- _WHAT IS NEEDED_: Using the listing below, please gather every line containing the word "viscerally".

- _AVAILABLE RECORDS_:
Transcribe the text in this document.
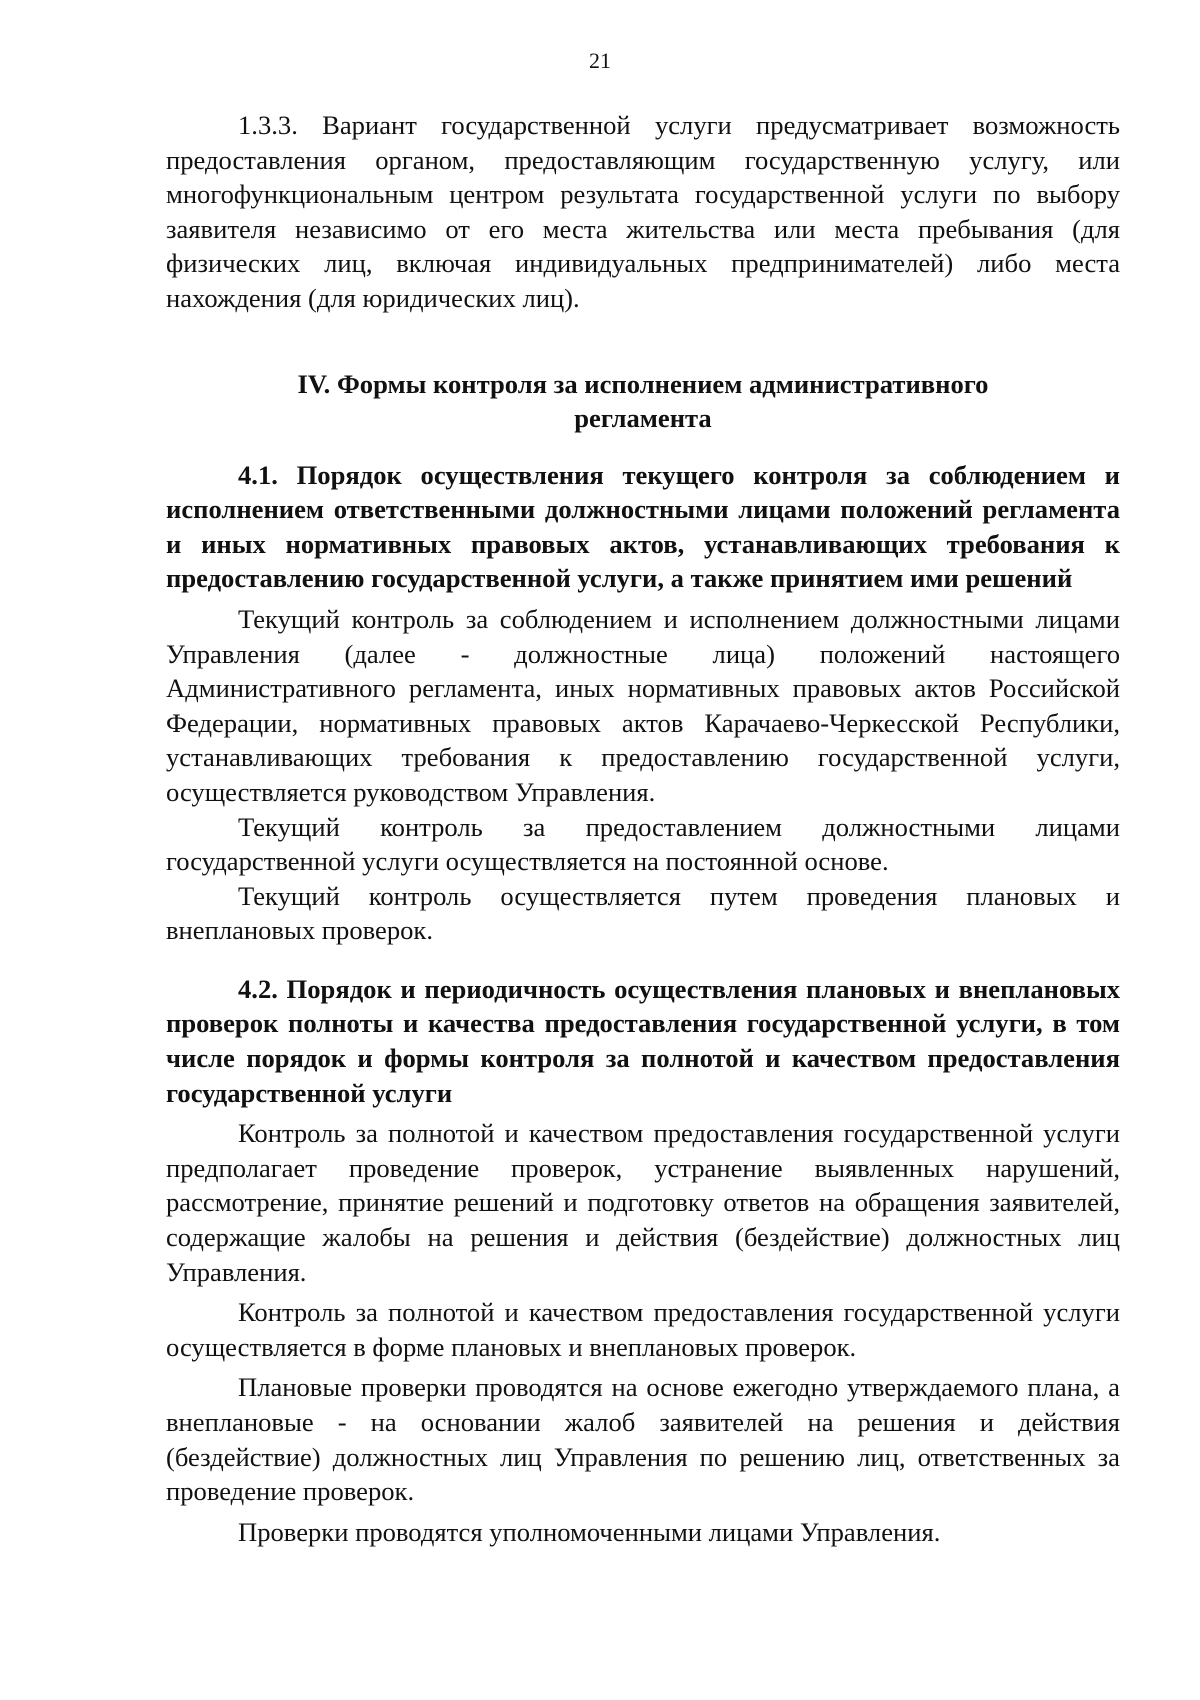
21

1.3.3. Вариант государственной услуги предусматривает возможность предоставления органом, предоставляющим государственную услугу, или многофункциональным центром результата государственной услуги по выбору заявителя независимо от его места жительства или места пребывания (для физических лиц, включая индивидуальных предпринимателей) либо места нахождения (для юридических лиц).

IV. Формы контроля за исполнением административного
регламента

4.1. Порядок осуществления текущего контроля за соблюдением и исполнением ответственными должностными лицами положений регламента и иных нормативных правовых актов, устанавливающих требования к предоставлению государственной услуги, а также принятием ими решений

Текущий контроль за соблюдением и исполнением должностными лицами Управления (далее - должностные лица) положений настоящего Административного регламента, иных нормативных правовых актов Российской Федерации, нормативных правовых актов Карачаево-Черкесской Республики, устанавливающих требования к предоставлению государственной услуги, осуществляется руководством Управления.

Текущий контроль за предоставлением должностными лицами государственной услуги осуществляется на постоянной основе.

Текущий контроль осуществляется путем проведения плановых и внеплановых проверок.

4.2. Порядок и периодичность осуществления плановых и внеплановых проверок полноты и качества предоставления государственной услуги, в том числе порядок и формы контроля за полнотой и качеством предоставления государственной услуги

Контроль за полнотой и качеством предоставления государственной услуги предполагает проведение проверок, устранение выявленных нарушений, рассмотрение, принятие решений и подготовку ответов на обращения заявителей, содержащие жалобы на решения и действия (бездействие) должностных лиц Управления.

Контроль за полнотой и качеством предоставления государственной услуги осуществляется в форме плановых и внеплановых проверок.

Плановые проверки проводятся на основе ежегодно утверждаемого плана, а внеплановые - на основании жалоб заявителей на решения и действия (бездействие) должностных лиц Управления по решению лиц, ответственных за проведение проверок.

Проверки проводятся уполномоченными лицами Управления.
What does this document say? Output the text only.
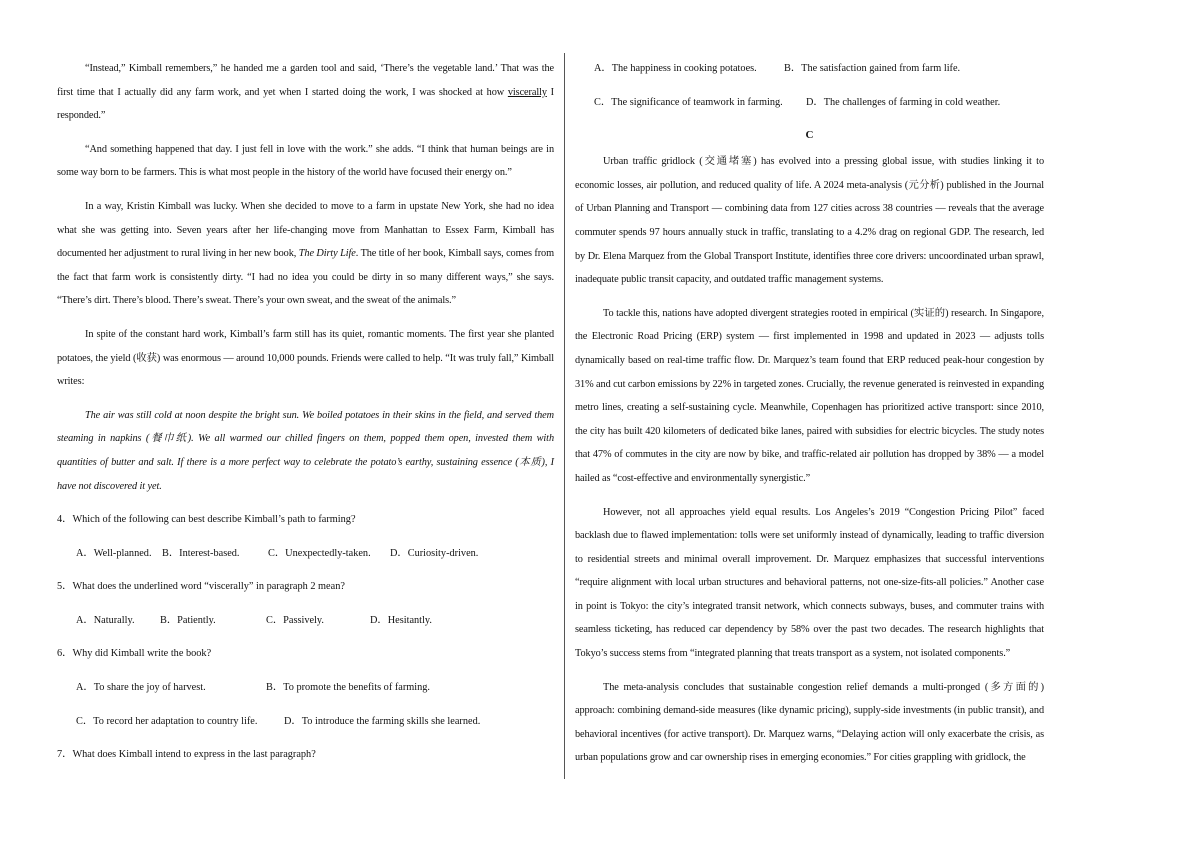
“Instead,” Kimball remembers,” he handed me a garden tool and said, ‘There’s the vegetable land.’ That was the first time that I actually did any farm work, and yet when I started doing the work, I was shocked at how viscerally I responded.”

“And something happened that day. I just fell in love with the work.” she adds. “I think that human beings are in some way born to be farmers. This is what most people in the history of the world have focused their energy on.”

In a way, Kristin Kimball was lucky. When she decided to move to a farm in upstate New York, she had no idea what she was getting into. Seven years after her life-changing move from Manhattan to Essex Farm, Kimball has documented her adjustment to rural living in her new book, The Dirty Life. The title of her book, Kimball says, comes from the fact that farm work is consistently dirty. “I had no idea you could be dirty in so many different ways,” she says. “There’s dirt. There’s blood. There’s sweat. There’s your own sweat, and the sweat of the animals.”

In spite of the constant hard work, Kimball’s farm still has its quiet, romantic moments. The first year she planted potatoes, the yield (收获) was enormous — around 10,000 pounds. Friends were called to help. “It was truly fall,” Kimball writes:

The air was still cold at noon despite the bright sun. We boiled potatoes in their skins in the field, and served them steaming in napkins (餐巾纸). We all warmed our chilled fingers on them, popped them open, invested them with quantities of butter and salt. If there is a more perfect way to celebrate the potato’s earthy, sustaining essence (本质), I have not discovered it yet.

4．Which of the following can best describe Kimball’s path to farming?
A．Well-planned.	B．Interest-based.	C．Unexpectedly-taken.	D．Curiosity-driven.
5．What does the underlined word “viscerally” in paragraph 2 mean?
A．Naturally.	B．Patiently.	C．Passively.	D．Hesitantly.
6．Why did Kimball write the book?
A．To share the joy of harvest.	B．To promote the benefits of farming.
C．To record her adaptation to country life.	D．To introduce the farming skills she learned.
7．What does Kimball intend to express in the last paragraph?
A．The happiness in cooking potatoes.	B．The satisfaction gained from farm life.
C．The significance of teamwork in farming.	D．The challenges of farming in cold weather.
C

Urban traffic gridlock (交通堵塞) has evolved into a pressing global issue, with studies linking it to economic losses, air pollution, and reduced quality of life. A 2024 meta-analysis (元分析) published in the Journal of Urban Planning and Transport — combining data from 127 cities across 38 countries — reveals that the average commuter spends 97 hours annually stuck in traffic, translating to a 4.2% drag on regional GDP. The research, led by Dr. Elena Marquez from the Global Transport Institute, identifies three core drivers: uncoordinated urban sprawl, inadequate public transit capacity, and outdated traffic management systems.

To tackle this, nations have adopted divergent strategies rooted in empirical (实证的) research. In Singapore, the Electronic Road Pricing (ERP) system — first implemented in 1998 and updated in 2023 — adjusts tolls dynamically based on real-time traffic flow. Dr. Marquez’s team found that ERP reduced peak-hour congestion by 31% and cut carbon emissions by 22% in targeted zones. Crucially, the revenue generated is reinvested in expanding metro lines, creating a self-sustaining cycle. Meanwhile, Copenhagen has prioritized active transport: since 2010, the city has built 420 kilometers of dedicated bike lanes, paired with subsidies for electric bicycles. The study notes that 47% of commutes in the city are now by bike, and traffic-related air pollution has dropped by 38% — a model hailed as “cost-effective and environmentally synergistic.”

However, not all approaches yield equal results. Los Angeles’s 2019 “Congestion Pricing Pilot” faced backlash due to flawed implementation: tolls were set uniformly instead of dynamically, leading to traffic diversion to residential streets and minimal overall improvement. Dr. Marquez emphasizes that successful interventions “require alignment with local urban structures and behavioral patterns, not one-size-fits-all policies.” Another case in point is Tokyo: the city’s integrated transit network, which connects subways, buses, and commuter trains with seamless ticketing, has reduced car dependency by 58% over the past two decades. The research highlights that Tokyo’s success stems from “integrated planning that treats transport as a system, not isolated components.”

The meta-analysis concludes that sustainable congestion relief demands a multi-pronged (多方面的) approach: combining demand-side measures (like dynamic pricing), supply-side investments (in public transit), and behavioral incentives (for active transport). Dr. Marquez warns, “Delaying action will only exacerbate the crisis, as urban populations grow and car ownership rises in emerging economies.” For cities grappling with gridlock, the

- _OUTPUT BELOW_:
“Instead,” Kimball remembers,” he handed me a garden tool and said, ‘There’s the vegetable land.’ That was the first time that I actually did any farm work, and yet when I started doing the work, I was shocked at how viscerally I responded.”
5．What does the underlined word “viscerally” in paragraph 2 mean?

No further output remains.